Transcribe sin ningún cambio el tramo del extracto del documento que va desde "Este texto emerge" hasta "autor, lo felicito.", ambos incluidos.

## Extracto del documento
═══
La rentabilidad del caos: cuando la herida se convierte en un sistema inamovible.
Este texto emerge como producto de una lectura crítica al texto de Gabriel Jaime Dávila Gómez, cuya reflexión inicial provocó esta re-creación. Excelente texto del autor, lo felicito.
Siempre he considerado que la lectura provoca o bien otras lecturas o bien re-creaciones escritas, o produce la escritura de un palimpsesto como afirmaba el maestro de maestro Jorge Luis Borges. Por tal motivo, leyendo a mi lector consuetudinario Yesid Mahecha Guzmán, que por cierto me induce siempre a entrar en otros textos, enseñándome, llegué al texto de Don Gabriel Jaime Dávila Gómez: EL NEGOCIO DE NUNCA RESOLVER: POR QUÉ EL MUNDO NECESITA SUS PROPIOS INCENDIOS. Un texto interesante que me interpeló y dio motivo para escribir desde el contexto Colombiano.
═══
## Entradas mostradas

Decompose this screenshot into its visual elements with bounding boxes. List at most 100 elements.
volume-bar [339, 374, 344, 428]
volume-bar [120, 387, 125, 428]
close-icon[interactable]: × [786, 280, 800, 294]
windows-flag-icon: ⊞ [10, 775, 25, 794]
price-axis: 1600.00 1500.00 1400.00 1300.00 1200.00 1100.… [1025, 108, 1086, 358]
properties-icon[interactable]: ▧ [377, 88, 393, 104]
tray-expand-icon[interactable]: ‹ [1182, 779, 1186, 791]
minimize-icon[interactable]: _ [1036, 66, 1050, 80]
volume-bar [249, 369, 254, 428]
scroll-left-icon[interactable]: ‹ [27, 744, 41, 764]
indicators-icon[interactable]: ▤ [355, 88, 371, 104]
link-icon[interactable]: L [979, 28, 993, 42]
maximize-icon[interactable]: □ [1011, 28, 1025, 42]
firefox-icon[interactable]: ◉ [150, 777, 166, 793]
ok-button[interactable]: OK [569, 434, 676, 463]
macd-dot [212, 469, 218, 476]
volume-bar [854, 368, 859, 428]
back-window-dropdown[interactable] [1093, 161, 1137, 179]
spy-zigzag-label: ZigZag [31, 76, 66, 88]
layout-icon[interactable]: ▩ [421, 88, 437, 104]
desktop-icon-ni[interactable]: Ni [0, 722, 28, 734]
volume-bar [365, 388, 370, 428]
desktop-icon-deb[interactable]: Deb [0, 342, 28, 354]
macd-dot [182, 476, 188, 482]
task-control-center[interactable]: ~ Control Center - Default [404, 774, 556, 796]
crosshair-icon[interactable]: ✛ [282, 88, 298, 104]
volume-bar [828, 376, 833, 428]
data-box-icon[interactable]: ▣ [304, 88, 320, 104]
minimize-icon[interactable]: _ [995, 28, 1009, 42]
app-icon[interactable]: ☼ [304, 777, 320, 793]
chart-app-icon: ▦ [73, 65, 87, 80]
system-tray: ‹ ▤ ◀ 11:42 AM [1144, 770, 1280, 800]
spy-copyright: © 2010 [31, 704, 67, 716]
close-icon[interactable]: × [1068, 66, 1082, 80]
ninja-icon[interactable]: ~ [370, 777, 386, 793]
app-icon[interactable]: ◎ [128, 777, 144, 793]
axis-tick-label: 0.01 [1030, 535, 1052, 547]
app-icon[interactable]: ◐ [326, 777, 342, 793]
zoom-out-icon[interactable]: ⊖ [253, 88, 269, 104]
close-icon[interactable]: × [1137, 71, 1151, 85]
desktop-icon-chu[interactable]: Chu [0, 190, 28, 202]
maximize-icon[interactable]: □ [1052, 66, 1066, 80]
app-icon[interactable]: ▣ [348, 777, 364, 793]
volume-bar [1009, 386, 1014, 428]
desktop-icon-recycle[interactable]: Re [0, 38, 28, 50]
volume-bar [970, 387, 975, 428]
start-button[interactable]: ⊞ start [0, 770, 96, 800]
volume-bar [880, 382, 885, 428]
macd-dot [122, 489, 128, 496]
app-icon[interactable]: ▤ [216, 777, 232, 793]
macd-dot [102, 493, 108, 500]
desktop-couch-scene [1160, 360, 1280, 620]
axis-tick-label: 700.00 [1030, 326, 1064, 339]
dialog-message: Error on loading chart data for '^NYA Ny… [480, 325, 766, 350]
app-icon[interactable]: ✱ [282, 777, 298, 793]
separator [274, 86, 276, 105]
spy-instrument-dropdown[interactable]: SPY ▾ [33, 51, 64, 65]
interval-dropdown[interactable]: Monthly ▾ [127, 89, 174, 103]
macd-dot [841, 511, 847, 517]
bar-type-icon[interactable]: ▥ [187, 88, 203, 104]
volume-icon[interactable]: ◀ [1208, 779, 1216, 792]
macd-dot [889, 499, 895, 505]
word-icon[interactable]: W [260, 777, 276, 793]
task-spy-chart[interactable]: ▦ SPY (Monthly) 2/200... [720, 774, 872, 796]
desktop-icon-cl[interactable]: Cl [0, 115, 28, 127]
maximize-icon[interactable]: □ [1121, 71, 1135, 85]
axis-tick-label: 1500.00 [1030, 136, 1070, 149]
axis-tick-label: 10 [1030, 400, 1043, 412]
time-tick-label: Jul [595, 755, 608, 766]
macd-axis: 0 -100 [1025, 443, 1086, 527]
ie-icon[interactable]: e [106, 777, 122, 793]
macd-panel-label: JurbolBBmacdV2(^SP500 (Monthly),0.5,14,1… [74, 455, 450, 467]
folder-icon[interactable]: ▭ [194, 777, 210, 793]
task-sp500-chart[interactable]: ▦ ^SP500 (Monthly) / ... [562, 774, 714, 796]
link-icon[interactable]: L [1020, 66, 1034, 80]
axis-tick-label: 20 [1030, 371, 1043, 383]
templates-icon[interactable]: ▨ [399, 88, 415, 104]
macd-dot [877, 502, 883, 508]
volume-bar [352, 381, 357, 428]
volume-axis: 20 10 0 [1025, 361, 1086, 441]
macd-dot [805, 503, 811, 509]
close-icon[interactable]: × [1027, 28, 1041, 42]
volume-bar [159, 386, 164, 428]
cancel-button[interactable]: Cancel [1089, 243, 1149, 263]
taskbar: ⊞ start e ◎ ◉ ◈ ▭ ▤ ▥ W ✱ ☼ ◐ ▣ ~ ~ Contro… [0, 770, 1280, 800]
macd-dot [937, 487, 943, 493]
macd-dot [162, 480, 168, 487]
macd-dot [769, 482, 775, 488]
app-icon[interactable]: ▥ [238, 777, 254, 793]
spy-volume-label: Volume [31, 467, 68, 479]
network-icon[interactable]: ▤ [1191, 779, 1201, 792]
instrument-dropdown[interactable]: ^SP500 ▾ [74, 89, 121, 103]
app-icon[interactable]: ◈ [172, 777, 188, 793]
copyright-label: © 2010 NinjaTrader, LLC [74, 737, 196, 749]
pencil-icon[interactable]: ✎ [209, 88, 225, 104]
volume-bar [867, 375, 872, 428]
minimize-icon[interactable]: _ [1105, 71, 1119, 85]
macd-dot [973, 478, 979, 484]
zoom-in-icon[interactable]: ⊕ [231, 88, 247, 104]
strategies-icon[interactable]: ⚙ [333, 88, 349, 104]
═══
## Respuesta esperada
Este texto emerge como producto de una lectura crítica al texto de Gabriel Jaime Dávila Gómez, cuya reflexión inicial provocó esta re-creación. Excelente texto del autor, lo felicito.